Records to use:
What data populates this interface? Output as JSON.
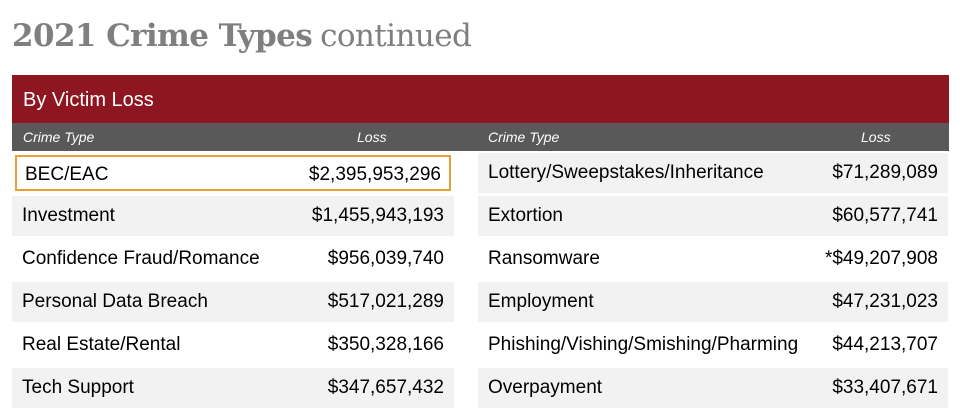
{
  "title": {
    "main": "2021 Crime Types",
    "sub": "continued"
  },
  "section": {
    "heading": "By Victim Loss",
    "columns": {
      "left_type": "Crime Type",
      "left_loss": "Loss",
      "right_type": "Crime Type",
      "right_loss": "Loss"
    }
  },
  "colors": {
    "header_bg": "#8e1620",
    "subheader_bg": "#595959",
    "row_shade": "#f2f2f2",
    "highlight_border": "#e8a030",
    "title_gray": "#7f7f7f"
  },
  "left_rows": [
    {
      "name": "BEC/EAC",
      "loss": "$2,395,953,296",
      "highlighted": true
    },
    {
      "name": "Investment",
      "loss": "$1,455,943,193"
    },
    {
      "name": "Confidence Fraud/Romance",
      "loss": "$956,039,740"
    },
    {
      "name": "Personal Data Breach",
      "loss": "$517,021,289"
    },
    {
      "name": "Real Estate/Rental",
      "loss": "$350,328,166"
    },
    {
      "name": "Tech Support",
      "loss": "$347,657,432"
    }
  ],
  "right_rows": [
    {
      "name": "Lottery/Sweepstakes/Inheritance",
      "loss": "$71,289,089"
    },
    {
      "name": "Extortion",
      "loss": "$60,577,741"
    },
    {
      "name": "Ransomware",
      "loss": "*$49,207,908"
    },
    {
      "name": "Employment",
      "loss": "$47,231,023"
    },
    {
      "name": "Phishing/Vishing/Smishing/Pharming",
      "loss": "$44,213,707"
    },
    {
      "name": "Overpayment",
      "loss": "$33,407,671"
    }
  ]
}
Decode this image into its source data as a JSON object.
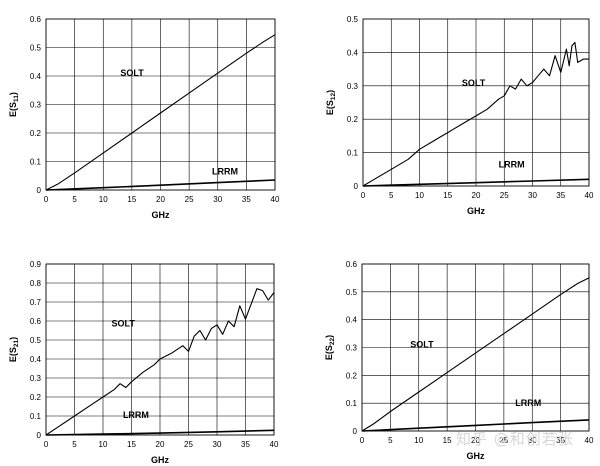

What to do: Go through the entries above and copy every line containing "name".

Written solution:
      "name": "BEC/EAC",
      "name": "Investment",
      "name": "Confidence Fraud/Romance",
      "name": "Personal Data Breach",
      "name": "Real Estate/Rental",
      "name": "Tech Support",
      "name": "Lottery/Sweepstakes/Inheritance",
      "name": "Extortion",
      "name": "Ransomware",
      "name": "Employment",
      "name": "Phishing/Vishing/Smishing/Pharming",
      "name": "Overpayment",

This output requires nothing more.